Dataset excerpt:
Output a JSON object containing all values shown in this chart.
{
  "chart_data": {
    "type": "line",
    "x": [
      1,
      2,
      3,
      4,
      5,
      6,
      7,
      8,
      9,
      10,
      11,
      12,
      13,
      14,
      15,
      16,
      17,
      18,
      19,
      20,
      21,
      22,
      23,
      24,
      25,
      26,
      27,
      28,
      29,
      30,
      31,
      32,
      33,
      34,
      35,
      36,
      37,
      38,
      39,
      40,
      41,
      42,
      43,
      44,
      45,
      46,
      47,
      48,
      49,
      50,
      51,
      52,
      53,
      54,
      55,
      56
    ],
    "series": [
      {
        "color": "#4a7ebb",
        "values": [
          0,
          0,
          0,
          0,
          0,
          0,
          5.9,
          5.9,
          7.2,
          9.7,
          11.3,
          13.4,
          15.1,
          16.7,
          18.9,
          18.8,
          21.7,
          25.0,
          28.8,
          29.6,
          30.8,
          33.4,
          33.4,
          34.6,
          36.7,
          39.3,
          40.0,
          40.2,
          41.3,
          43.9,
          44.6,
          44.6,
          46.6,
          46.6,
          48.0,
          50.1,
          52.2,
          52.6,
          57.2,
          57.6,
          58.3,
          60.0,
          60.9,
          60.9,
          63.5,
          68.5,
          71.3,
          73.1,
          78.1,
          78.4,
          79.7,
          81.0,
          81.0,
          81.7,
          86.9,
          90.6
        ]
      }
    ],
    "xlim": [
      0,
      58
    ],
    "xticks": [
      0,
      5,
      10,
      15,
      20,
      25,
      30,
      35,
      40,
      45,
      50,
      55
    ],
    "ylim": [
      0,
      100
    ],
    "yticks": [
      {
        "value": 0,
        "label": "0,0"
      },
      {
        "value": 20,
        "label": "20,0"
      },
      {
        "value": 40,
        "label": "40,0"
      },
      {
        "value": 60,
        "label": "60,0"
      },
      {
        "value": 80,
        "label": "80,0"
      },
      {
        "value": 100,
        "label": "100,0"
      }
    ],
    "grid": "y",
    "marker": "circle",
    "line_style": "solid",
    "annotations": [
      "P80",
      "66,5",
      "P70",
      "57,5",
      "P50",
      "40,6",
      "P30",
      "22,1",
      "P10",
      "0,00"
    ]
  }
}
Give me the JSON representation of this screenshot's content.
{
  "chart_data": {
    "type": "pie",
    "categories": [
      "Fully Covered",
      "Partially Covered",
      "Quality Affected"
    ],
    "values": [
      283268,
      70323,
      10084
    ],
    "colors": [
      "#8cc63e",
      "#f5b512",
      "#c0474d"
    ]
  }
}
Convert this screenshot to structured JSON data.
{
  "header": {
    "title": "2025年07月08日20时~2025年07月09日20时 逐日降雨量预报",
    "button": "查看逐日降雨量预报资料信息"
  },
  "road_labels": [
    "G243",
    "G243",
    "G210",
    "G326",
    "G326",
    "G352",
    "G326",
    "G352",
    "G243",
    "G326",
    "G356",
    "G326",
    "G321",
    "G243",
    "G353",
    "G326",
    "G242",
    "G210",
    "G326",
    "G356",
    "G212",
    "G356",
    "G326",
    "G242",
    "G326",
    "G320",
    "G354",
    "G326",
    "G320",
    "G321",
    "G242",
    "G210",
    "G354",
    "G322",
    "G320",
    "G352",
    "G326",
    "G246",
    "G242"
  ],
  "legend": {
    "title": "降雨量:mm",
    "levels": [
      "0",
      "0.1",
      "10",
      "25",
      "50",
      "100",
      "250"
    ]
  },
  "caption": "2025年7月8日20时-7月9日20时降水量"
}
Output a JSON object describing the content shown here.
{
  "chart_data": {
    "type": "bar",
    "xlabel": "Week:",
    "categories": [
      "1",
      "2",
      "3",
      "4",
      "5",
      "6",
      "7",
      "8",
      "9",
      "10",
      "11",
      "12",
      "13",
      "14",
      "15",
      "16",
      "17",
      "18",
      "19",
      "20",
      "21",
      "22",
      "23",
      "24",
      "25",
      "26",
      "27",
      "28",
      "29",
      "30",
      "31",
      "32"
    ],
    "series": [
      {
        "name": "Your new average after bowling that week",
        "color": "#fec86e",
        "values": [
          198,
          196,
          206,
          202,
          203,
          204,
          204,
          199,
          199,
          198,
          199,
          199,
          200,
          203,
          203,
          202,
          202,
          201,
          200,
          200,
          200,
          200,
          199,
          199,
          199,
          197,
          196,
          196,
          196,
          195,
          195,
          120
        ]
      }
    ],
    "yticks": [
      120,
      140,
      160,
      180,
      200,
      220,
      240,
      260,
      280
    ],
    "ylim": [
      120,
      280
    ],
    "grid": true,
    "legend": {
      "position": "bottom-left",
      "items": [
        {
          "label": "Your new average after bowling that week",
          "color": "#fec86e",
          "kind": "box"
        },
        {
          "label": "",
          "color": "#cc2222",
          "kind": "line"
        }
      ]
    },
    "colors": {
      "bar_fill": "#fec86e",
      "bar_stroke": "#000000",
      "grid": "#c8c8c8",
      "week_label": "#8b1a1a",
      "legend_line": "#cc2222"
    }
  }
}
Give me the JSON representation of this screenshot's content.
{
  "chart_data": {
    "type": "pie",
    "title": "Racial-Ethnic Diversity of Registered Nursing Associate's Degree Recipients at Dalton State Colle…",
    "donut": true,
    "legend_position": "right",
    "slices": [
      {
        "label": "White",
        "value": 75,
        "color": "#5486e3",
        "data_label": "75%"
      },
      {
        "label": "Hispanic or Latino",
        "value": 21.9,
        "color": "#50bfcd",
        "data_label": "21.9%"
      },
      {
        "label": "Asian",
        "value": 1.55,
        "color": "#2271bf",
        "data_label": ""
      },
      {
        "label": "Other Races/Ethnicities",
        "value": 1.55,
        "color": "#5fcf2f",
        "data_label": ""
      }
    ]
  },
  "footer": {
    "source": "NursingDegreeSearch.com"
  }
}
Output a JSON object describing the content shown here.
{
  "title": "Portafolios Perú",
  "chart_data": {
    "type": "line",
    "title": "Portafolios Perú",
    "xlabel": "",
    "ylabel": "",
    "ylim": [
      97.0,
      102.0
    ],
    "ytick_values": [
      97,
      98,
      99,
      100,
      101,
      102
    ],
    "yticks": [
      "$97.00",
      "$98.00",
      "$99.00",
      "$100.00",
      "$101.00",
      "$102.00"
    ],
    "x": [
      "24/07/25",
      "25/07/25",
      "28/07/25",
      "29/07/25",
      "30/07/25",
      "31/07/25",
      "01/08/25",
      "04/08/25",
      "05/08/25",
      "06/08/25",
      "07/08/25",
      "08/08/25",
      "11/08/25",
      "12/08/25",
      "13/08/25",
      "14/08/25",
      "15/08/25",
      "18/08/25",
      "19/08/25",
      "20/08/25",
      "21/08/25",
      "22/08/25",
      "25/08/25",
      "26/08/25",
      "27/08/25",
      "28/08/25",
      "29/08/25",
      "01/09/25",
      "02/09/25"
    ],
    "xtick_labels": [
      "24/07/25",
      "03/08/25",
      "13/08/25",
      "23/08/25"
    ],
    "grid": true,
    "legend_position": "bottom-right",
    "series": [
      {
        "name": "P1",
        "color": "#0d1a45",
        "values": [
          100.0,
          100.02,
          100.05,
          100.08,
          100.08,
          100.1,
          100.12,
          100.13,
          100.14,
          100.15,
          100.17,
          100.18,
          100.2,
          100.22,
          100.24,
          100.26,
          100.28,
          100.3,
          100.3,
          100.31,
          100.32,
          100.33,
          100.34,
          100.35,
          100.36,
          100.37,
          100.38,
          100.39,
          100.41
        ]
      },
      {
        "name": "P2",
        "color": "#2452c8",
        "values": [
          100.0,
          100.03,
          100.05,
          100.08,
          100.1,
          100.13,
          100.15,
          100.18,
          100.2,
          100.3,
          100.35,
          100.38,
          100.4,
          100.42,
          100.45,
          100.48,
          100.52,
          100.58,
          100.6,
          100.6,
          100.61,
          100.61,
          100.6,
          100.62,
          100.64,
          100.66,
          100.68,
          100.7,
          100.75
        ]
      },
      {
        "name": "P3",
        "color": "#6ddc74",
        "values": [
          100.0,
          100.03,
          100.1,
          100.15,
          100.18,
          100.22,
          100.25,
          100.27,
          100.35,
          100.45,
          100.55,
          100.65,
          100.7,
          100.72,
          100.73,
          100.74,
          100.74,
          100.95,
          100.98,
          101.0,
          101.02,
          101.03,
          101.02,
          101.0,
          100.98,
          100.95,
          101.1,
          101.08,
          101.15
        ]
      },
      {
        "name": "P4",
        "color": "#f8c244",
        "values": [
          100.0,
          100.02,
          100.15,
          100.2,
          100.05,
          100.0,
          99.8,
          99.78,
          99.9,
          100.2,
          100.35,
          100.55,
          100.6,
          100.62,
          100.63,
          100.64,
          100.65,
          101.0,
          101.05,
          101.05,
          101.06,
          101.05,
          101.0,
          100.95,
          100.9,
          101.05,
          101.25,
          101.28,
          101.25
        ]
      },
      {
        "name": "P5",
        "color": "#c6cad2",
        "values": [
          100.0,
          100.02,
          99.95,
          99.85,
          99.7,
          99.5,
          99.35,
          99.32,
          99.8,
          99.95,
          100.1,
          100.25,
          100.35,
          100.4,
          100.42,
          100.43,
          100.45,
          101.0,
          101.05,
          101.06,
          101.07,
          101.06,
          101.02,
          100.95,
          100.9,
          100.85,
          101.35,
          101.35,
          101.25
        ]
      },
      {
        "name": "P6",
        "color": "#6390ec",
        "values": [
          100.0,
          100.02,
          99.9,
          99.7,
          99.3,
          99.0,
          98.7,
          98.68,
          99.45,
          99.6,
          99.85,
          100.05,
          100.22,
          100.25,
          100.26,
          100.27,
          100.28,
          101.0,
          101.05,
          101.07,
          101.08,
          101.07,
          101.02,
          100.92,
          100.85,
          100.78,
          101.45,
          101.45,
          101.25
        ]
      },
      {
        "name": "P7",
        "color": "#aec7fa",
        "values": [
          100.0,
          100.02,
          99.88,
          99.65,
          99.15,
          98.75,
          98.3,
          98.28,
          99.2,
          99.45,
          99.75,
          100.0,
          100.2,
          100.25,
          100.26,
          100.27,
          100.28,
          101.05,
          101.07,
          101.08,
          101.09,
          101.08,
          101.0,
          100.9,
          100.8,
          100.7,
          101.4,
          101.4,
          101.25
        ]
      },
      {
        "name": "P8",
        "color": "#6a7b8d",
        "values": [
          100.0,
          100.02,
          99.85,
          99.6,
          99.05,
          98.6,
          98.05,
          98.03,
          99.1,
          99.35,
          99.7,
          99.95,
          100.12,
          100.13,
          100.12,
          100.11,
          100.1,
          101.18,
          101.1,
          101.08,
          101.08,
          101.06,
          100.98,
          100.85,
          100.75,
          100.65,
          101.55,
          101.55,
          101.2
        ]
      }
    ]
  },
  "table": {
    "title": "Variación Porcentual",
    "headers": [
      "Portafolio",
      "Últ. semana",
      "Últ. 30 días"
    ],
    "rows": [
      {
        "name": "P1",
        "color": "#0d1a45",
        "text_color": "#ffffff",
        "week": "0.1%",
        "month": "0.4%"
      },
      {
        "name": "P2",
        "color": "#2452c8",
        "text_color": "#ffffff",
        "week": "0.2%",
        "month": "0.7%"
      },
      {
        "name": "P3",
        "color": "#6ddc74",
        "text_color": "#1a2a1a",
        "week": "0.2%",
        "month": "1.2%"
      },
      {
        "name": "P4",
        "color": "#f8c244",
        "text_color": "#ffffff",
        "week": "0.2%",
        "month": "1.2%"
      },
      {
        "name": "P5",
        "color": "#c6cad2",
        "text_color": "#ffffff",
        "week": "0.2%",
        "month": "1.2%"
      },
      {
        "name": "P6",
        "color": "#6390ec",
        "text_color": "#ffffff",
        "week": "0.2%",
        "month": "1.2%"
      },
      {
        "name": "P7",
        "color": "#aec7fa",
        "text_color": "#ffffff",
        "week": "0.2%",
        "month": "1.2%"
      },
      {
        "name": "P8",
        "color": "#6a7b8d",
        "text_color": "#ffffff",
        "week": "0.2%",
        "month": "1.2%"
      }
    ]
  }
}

= Given task =
Report how many lines of the entries hold the word "this". Nothing else is needed.

= Reply =
4